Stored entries
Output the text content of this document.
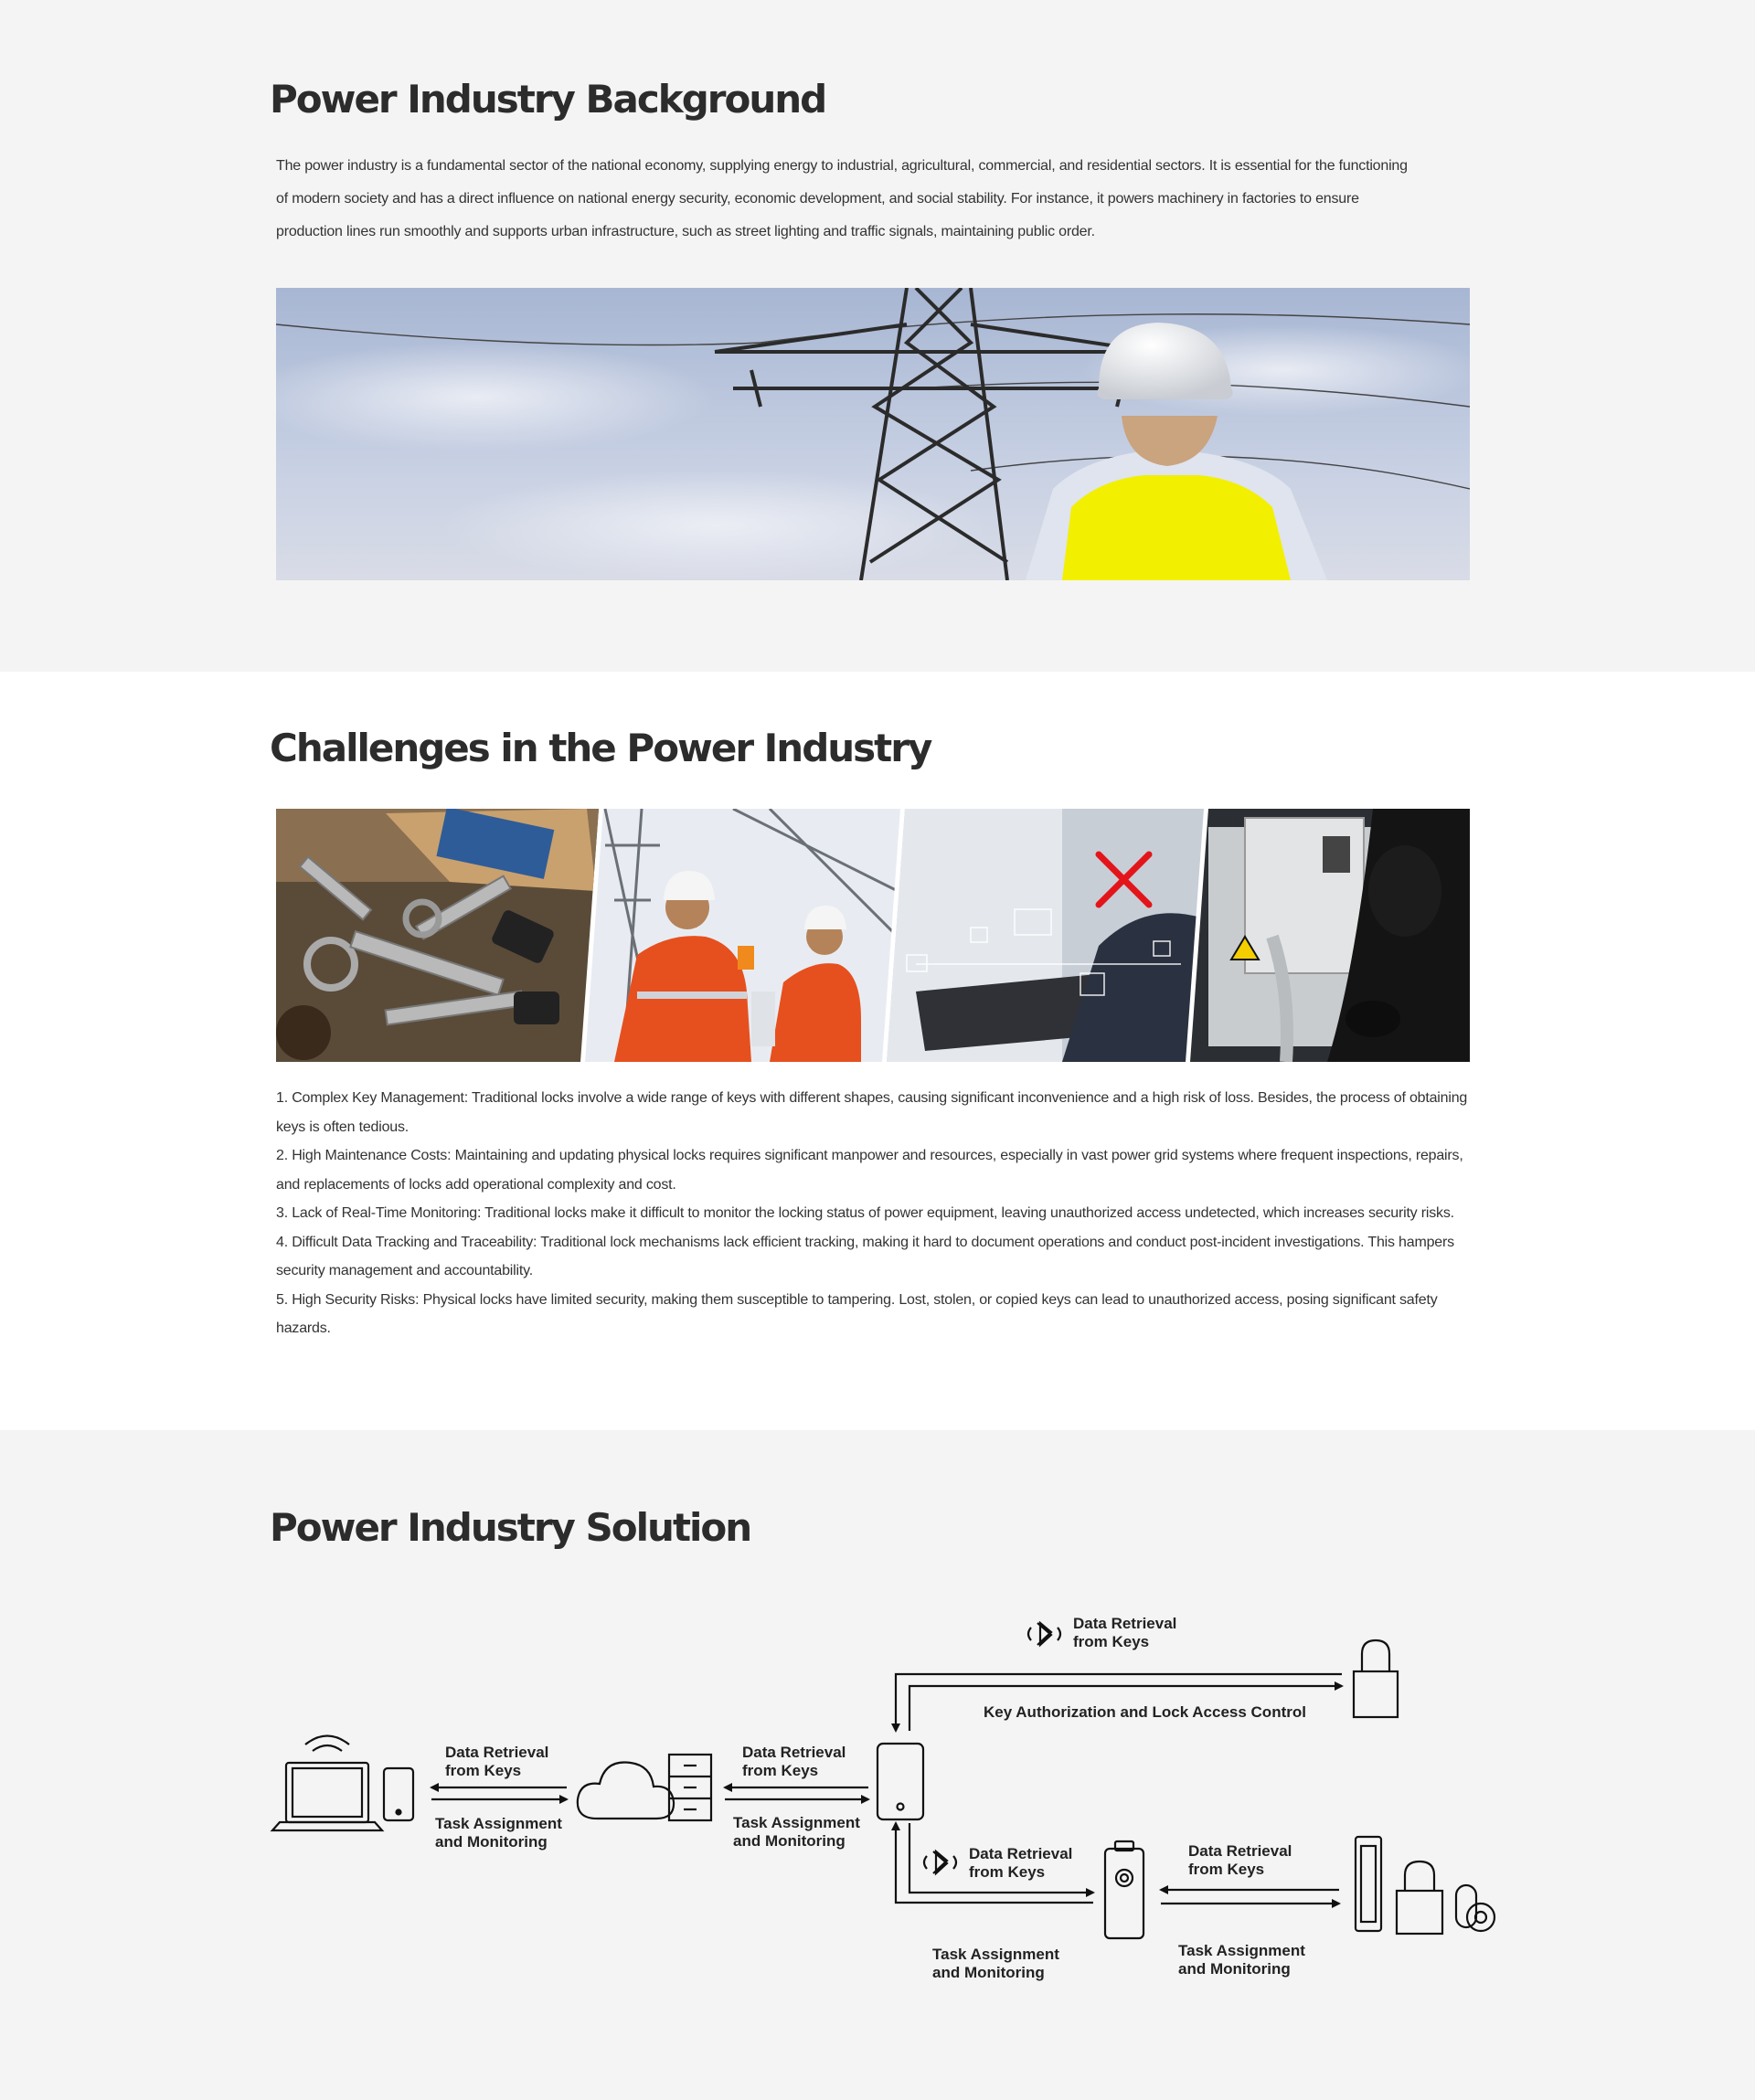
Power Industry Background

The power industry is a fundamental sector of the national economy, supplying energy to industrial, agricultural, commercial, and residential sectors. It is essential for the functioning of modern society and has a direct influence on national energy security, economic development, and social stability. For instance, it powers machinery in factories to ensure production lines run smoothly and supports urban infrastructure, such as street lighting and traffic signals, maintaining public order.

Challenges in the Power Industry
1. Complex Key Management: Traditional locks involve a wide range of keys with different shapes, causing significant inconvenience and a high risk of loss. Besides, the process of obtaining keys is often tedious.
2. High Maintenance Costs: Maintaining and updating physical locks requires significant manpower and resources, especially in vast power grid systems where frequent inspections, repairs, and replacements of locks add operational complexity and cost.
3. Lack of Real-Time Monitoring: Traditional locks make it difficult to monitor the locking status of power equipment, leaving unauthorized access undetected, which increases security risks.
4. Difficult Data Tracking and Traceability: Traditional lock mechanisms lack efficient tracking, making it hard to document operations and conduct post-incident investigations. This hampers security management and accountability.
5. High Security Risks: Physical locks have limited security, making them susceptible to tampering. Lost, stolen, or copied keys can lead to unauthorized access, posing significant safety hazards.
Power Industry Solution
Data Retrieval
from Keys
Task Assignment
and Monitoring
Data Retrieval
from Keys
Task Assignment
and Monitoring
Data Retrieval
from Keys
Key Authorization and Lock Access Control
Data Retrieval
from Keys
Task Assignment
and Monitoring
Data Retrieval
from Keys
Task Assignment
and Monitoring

■ **Problem statement**:
Each line of the data is to be duplicated exactly; pictures stay out of the copy.

■ **Full answer**:
Output the text content of this document.
Power Industry Background

The power industry is a fundamental sector of the national economy, supplying energy to industrial, agricultural, commercial, and residential sectors. It is essential for the functioning of modern society and has a direct influence on national energy security, economic development, and social stability. For instance, it powers machinery in factories to ensure production lines run smoothly and supports urban infrastructure, such as street lighting and traffic signals, maintaining public order.

Challenges in the Power Industry
1. Complex Key Management: Traditional locks involve a wide range of keys with different shapes, causing significant inconvenience and a high risk of loss. Besides, the process of obtaining keys is often tedious.
2. High Maintenance Costs: Maintaining and updating physical locks requires significant manpower and resources, especially in vast power grid systems where frequent inspections, repairs, and replacements of locks add operational complexity and cost.
3. Lack of Real-Time Monitoring: Traditional locks make it difficult to monitor the locking status of power equipment, leaving unauthorized access undetected, which increases security risks.
4. Difficult Data Tracking and Traceability: Traditional lock mechanisms lack efficient tracking, making it hard to document operations and conduct post-incident investigations. This hampers security management and accountability.
5. High Security Risks: Physical locks have limited security, making them susceptible to tampering. Lost, stolen, or copied keys can lead to unauthorized access, posing significant safety hazards.
Power Industry Solution
Data Retrieval
from Keys
Task Assignment
and Monitoring
Data Retrieval
from Keys
Task Assignment
and Monitoring
Data Retrieval
from Keys
Key Authorization and Lock Access Control
Data Retrieval
from Keys
Task Assignment
and Monitoring
Data Retrieval
from Keys
Task Assignment
and Monitoring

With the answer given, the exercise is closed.